(Excerpts from a figure dataset)

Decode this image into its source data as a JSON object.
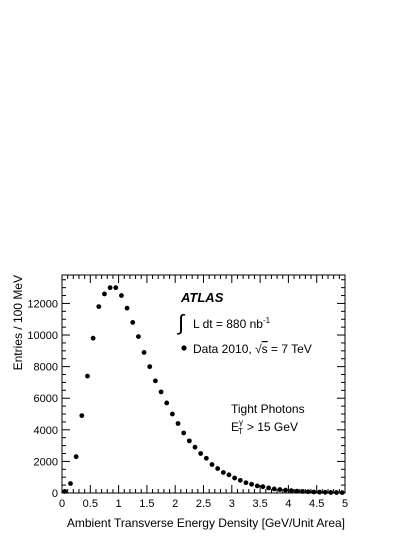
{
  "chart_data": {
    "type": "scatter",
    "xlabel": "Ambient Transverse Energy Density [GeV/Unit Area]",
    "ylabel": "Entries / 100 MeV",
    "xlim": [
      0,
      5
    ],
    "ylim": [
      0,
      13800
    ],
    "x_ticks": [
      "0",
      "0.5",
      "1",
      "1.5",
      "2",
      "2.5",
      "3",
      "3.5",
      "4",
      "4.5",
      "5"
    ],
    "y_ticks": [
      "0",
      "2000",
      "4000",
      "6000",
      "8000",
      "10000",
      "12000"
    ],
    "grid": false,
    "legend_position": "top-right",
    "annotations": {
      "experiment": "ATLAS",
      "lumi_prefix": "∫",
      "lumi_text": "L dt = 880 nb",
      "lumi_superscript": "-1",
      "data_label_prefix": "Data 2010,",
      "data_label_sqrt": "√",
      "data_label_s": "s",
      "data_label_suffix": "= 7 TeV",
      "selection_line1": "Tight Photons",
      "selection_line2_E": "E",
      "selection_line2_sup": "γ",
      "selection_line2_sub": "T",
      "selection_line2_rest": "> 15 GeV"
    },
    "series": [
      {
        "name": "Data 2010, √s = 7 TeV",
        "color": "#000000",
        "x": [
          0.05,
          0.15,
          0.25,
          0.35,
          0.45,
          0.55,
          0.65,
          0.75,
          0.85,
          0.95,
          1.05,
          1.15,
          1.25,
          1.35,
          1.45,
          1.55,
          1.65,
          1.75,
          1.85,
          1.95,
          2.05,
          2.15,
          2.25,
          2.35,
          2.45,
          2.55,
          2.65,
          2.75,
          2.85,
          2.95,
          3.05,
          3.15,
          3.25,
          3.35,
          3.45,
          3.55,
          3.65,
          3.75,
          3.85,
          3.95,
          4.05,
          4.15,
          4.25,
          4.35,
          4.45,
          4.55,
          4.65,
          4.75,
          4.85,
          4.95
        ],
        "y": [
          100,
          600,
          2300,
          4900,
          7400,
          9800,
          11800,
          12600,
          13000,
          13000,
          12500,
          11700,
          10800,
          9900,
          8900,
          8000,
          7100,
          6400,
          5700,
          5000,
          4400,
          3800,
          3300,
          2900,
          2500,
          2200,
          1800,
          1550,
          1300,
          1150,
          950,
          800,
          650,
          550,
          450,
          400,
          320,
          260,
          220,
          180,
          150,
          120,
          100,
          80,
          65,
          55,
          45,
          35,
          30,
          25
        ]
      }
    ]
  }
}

◆ **Written request**
Omit pictures; set down the rest of the material word for word.

◆ **Completed task**
Decode this image into its source data as a JSON object.
{
  "chart_data": {
    "type": "scatter",
    "xlabel": "Ambient Transverse Energy Density [GeV/Unit Area]",
    "ylabel": "Entries / 100 MeV",
    "xlim": [
      0,
      5
    ],
    "ylim": [
      0,
      13800
    ],
    "x_ticks": [
      "0",
      "0.5",
      "1",
      "1.5",
      "2",
      "2.5",
      "3",
      "3.5",
      "4",
      "4.5",
      "5"
    ],
    "y_ticks": [
      "0",
      "2000",
      "4000",
      "6000",
      "8000",
      "10000",
      "12000"
    ],
    "grid": false,
    "legend_position": "top-right",
    "annotations": {
      "experiment": "ATLAS",
      "lumi_prefix": "∫",
      "lumi_text": "L dt = 880 nb",
      "lumi_superscript": "-1",
      "data_label_prefix": "Data 2010,",
      "data_label_sqrt": "√",
      "data_label_s": "s",
      "data_label_suffix": "= 7 TeV",
      "selection_line1": "Tight Photons",
      "selection_line2_E": "E",
      "selection_line2_sup": "γ",
      "selection_line2_sub": "T",
      "selection_line2_rest": "> 15 GeV"
    },
    "series": [
      {
        "name": "Data 2010, √s = 7 TeV",
        "color": "#000000",
        "x": [
          0.05,
          0.15,
          0.25,
          0.35,
          0.45,
          0.55,
          0.65,
          0.75,
          0.85,
          0.95,
          1.05,
          1.15,
          1.25,
          1.35,
          1.45,
          1.55,
          1.65,
          1.75,
          1.85,
          1.95,
          2.05,
          2.15,
          2.25,
          2.35,
          2.45,
          2.55,
          2.65,
          2.75,
          2.85,
          2.95,
          3.05,
          3.15,
          3.25,
          3.35,
          3.45,
          3.55,
          3.65,
          3.75,
          3.85,
          3.95,
          4.05,
          4.15,
          4.25,
          4.35,
          4.45,
          4.55,
          4.65,
          4.75,
          4.85,
          4.95
        ],
        "y": [
          100,
          600,
          2300,
          4900,
          7400,
          9800,
          11800,
          12600,
          13000,
          13000,
          12500,
          11700,
          10800,
          9900,
          8900,
          8000,
          7100,
          6400,
          5700,
          5000,
          4400,
          3800,
          3300,
          2900,
          2500,
          2200,
          1800,
          1550,
          1300,
          1150,
          950,
          800,
          650,
          550,
          450,
          400,
          320,
          260,
          220,
          180,
          150,
          120,
          100,
          80,
          65,
          55,
          45,
          35,
          30,
          25
        ]
      }
    ]
  }
}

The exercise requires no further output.